→ What to work on
Pick out and copy every line below that has the word "Mondiale".

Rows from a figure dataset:

::::::

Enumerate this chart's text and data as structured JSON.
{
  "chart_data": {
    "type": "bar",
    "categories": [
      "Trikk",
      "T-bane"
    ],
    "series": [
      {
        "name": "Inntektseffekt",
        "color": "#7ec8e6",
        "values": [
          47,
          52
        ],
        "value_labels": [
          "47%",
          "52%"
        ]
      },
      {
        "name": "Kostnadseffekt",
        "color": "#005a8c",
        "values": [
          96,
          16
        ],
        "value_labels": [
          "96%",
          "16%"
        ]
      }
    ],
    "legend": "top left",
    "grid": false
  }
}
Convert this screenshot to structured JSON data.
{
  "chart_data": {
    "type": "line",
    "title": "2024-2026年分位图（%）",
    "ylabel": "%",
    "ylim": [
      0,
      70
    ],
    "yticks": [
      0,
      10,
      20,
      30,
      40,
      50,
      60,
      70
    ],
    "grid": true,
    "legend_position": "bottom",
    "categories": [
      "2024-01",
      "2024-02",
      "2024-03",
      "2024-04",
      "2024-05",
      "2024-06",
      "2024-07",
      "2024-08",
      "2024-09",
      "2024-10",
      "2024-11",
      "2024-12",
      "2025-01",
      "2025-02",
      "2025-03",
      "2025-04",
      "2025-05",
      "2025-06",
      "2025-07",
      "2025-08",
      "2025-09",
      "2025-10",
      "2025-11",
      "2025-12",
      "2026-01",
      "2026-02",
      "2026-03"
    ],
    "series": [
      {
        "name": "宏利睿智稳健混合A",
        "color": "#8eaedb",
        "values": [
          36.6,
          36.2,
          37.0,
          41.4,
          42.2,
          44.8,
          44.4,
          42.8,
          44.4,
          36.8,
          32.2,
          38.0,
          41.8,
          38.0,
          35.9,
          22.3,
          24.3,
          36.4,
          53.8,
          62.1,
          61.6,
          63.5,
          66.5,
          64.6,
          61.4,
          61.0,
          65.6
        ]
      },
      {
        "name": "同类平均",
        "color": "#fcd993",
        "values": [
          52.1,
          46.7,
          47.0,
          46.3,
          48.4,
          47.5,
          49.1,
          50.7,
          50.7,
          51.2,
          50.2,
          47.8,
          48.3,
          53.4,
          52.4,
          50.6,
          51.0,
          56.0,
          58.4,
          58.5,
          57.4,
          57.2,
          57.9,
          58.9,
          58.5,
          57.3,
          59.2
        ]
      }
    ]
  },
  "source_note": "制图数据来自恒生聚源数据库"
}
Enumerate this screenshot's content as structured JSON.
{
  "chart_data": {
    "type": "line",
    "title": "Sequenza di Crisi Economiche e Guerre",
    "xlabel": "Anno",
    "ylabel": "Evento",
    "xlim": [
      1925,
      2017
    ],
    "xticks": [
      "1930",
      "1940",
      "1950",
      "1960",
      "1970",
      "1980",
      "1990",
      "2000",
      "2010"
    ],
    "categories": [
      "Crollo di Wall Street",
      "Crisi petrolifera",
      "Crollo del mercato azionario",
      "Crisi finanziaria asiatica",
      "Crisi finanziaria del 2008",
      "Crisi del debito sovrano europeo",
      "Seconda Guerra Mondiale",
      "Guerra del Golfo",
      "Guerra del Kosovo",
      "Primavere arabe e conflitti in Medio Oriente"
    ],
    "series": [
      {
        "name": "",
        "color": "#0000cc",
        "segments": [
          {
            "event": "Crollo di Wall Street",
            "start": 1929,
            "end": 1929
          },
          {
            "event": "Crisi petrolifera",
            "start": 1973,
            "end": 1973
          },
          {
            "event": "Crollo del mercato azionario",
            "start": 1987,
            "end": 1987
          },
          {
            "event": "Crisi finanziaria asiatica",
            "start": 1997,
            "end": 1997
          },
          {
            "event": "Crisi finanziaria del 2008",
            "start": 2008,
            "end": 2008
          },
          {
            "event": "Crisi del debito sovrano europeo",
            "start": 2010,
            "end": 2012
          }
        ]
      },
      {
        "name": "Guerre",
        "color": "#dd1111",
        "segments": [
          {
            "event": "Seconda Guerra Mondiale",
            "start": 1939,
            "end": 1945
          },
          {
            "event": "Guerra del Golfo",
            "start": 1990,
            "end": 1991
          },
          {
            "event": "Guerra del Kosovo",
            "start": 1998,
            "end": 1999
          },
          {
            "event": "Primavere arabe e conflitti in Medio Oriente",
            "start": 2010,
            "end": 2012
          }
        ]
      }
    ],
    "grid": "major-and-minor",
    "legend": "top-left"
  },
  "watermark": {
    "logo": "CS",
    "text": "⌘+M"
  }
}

::::::

→ Response
      "Seconda Guerra Mondiale",
            "event": "Seconda Guerra Mondiale",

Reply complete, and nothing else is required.